## BEGIN Exercise input

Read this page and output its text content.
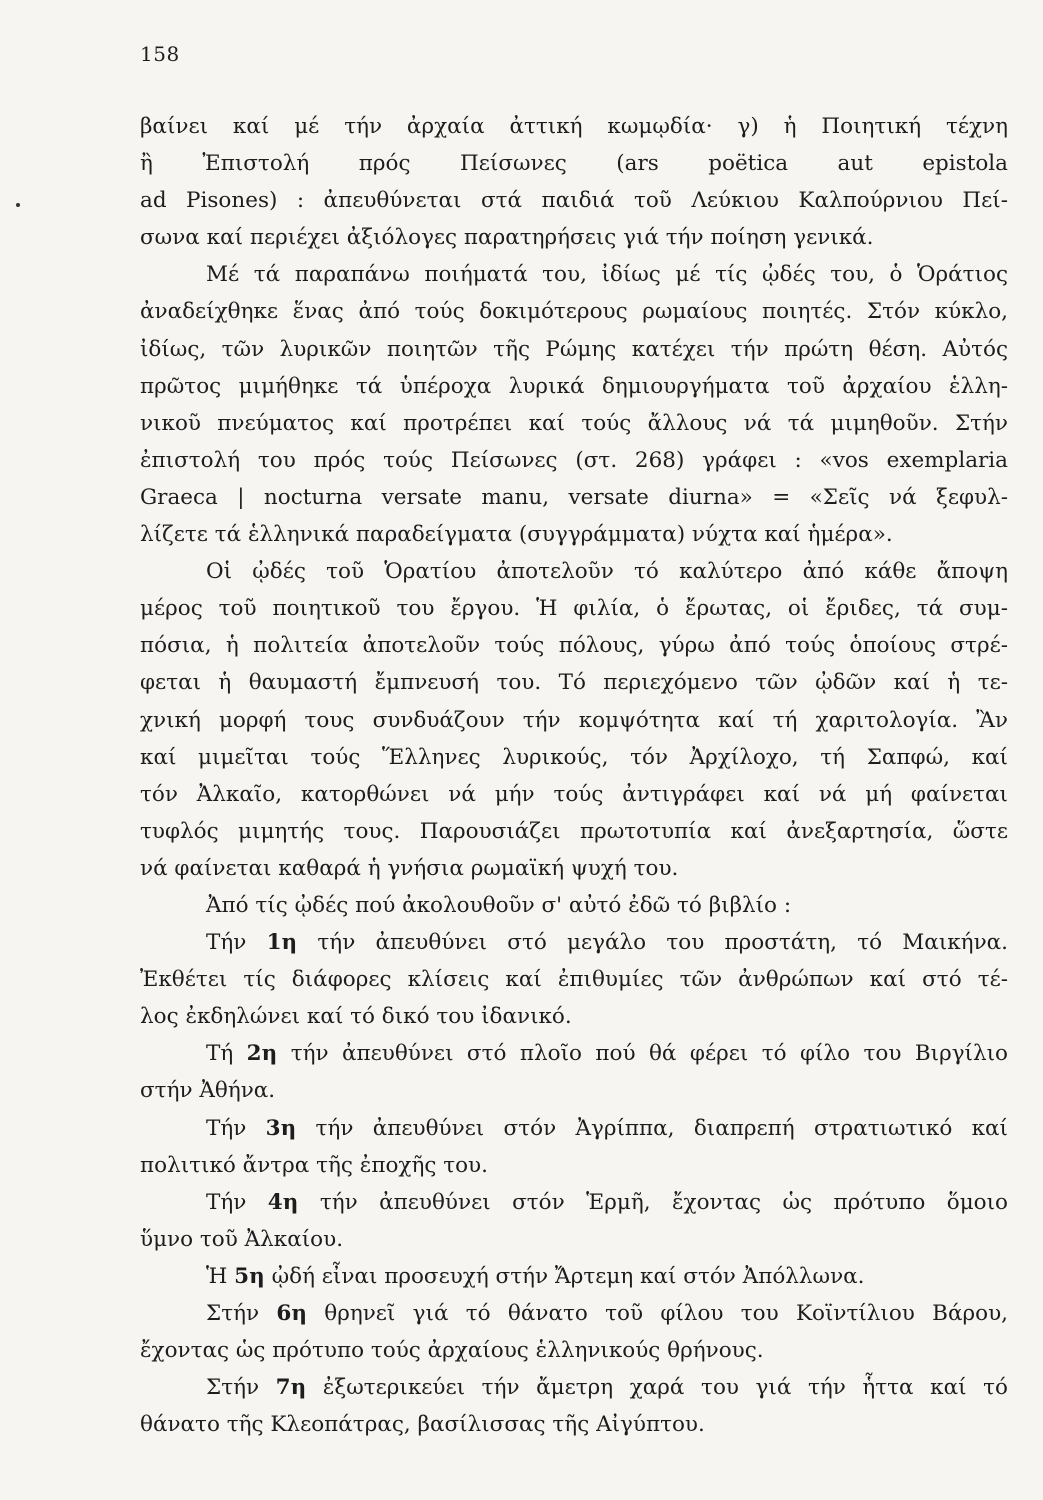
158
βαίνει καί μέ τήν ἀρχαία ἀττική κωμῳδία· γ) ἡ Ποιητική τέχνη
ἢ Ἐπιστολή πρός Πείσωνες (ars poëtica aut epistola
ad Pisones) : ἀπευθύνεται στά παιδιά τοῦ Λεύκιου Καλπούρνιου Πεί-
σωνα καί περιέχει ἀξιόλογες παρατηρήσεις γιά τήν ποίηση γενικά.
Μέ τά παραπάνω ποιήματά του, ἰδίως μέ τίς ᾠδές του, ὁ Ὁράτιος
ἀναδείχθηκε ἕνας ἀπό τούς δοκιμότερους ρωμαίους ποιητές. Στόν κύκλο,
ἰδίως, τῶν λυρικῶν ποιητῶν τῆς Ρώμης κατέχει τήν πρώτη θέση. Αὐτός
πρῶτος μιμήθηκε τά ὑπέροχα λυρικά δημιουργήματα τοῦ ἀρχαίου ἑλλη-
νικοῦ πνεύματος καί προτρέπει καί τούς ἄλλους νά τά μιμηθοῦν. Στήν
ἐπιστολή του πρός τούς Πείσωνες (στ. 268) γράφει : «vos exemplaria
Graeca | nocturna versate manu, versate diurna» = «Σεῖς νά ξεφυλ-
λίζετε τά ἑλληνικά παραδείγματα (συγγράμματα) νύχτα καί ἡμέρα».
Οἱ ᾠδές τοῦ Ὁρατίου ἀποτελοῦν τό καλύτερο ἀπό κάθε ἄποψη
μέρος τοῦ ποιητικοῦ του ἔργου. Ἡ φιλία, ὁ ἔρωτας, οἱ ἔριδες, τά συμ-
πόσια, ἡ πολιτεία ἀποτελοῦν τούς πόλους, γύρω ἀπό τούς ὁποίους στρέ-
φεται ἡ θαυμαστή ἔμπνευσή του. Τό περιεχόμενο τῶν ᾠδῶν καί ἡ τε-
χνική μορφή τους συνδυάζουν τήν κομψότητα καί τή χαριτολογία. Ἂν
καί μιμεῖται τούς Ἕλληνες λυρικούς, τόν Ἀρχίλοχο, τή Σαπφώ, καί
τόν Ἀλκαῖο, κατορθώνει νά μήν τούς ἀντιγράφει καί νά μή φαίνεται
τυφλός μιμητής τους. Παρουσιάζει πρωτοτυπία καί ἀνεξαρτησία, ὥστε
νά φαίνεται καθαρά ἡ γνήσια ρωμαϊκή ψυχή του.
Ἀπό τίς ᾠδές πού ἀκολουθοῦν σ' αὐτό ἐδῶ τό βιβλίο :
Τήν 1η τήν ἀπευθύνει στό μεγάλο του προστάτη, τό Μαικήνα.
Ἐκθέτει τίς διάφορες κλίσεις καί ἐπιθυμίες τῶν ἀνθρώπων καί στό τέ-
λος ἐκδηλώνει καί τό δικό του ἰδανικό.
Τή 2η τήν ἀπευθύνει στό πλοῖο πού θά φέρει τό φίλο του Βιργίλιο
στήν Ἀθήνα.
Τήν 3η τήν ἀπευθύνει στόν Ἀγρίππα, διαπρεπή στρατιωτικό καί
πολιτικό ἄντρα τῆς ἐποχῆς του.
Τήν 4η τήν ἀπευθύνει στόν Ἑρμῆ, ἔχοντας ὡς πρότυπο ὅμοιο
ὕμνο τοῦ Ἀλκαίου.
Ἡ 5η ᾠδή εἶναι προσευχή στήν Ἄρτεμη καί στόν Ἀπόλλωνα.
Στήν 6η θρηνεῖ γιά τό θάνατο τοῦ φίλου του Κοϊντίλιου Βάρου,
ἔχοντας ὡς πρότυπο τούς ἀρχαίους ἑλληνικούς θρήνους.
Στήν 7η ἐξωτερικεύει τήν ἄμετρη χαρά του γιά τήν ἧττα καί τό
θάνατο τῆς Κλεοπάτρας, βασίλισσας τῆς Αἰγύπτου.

## END Exercise input

Examine the data above and state how many of its lines contain the word "ἰδίως", with no further remarks.

Exercise output:
2